**TASK OBJECTIVE**
Output the material beneath exactly, leaving nothing out.

##############################

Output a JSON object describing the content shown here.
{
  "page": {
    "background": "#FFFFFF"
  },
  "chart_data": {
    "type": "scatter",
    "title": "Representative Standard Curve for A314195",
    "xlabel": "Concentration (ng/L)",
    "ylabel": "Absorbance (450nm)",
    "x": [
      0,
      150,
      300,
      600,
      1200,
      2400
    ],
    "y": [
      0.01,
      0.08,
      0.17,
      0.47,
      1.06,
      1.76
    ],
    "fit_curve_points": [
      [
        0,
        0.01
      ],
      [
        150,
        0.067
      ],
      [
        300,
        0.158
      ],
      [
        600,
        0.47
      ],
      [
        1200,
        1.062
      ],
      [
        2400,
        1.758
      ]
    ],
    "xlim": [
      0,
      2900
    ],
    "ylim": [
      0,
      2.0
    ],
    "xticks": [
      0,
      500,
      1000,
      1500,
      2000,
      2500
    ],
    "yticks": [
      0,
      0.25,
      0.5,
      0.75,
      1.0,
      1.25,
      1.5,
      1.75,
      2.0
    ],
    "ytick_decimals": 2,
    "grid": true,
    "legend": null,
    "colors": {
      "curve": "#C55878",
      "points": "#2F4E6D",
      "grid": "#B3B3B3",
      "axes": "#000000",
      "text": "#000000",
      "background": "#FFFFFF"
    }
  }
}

##############################

**ANSWER IN FULL**
Output a JSON object describing the content shown here.
{
  "page": {
    "background": "#FFFFFF"
  },
  "chart_data": {
    "type": "scatter",
    "title": "Representative Standard Curve for A314195",
    "xlabel": "Concentration (ng/L)",
    "ylabel": "Absorbance (450nm)",
    "x": [
      0,
      150,
      300,
      600,
      1200,
      2400
    ],
    "y": [
      0.01,
      0.08,
      0.17,
      0.47,
      1.06,
      1.76
    ],
    "fit_curve_points": [
      [
        0,
        0.01
      ],
      [
        150,
        0.067
      ],
      [
        300,
        0.158
      ],
      [
        600,
        0.47
      ],
      [
        1200,
        1.062
      ],
      [
        2400,
        1.758
      ]
    ],
    "xlim": [
      0,
      2900
    ],
    "ylim": [
      0,
      2.0
    ],
    "xticks": [
      0,
      500,
      1000,
      1500,
      2000,
      2500
    ],
    "yticks": [
      0,
      0.25,
      0.5,
      0.75,
      1.0,
      1.25,
      1.5,
      1.75,
      2.0
    ],
    "ytick_decimals": 2,
    "grid": true,
    "legend": null,
    "colors": {
      "curve": "#C55878",
      "points": "#2F4E6D",
      "grid": "#B3B3B3",
      "axes": "#000000",
      "text": "#000000",
      "background": "#FFFFFF"
    }
  }
}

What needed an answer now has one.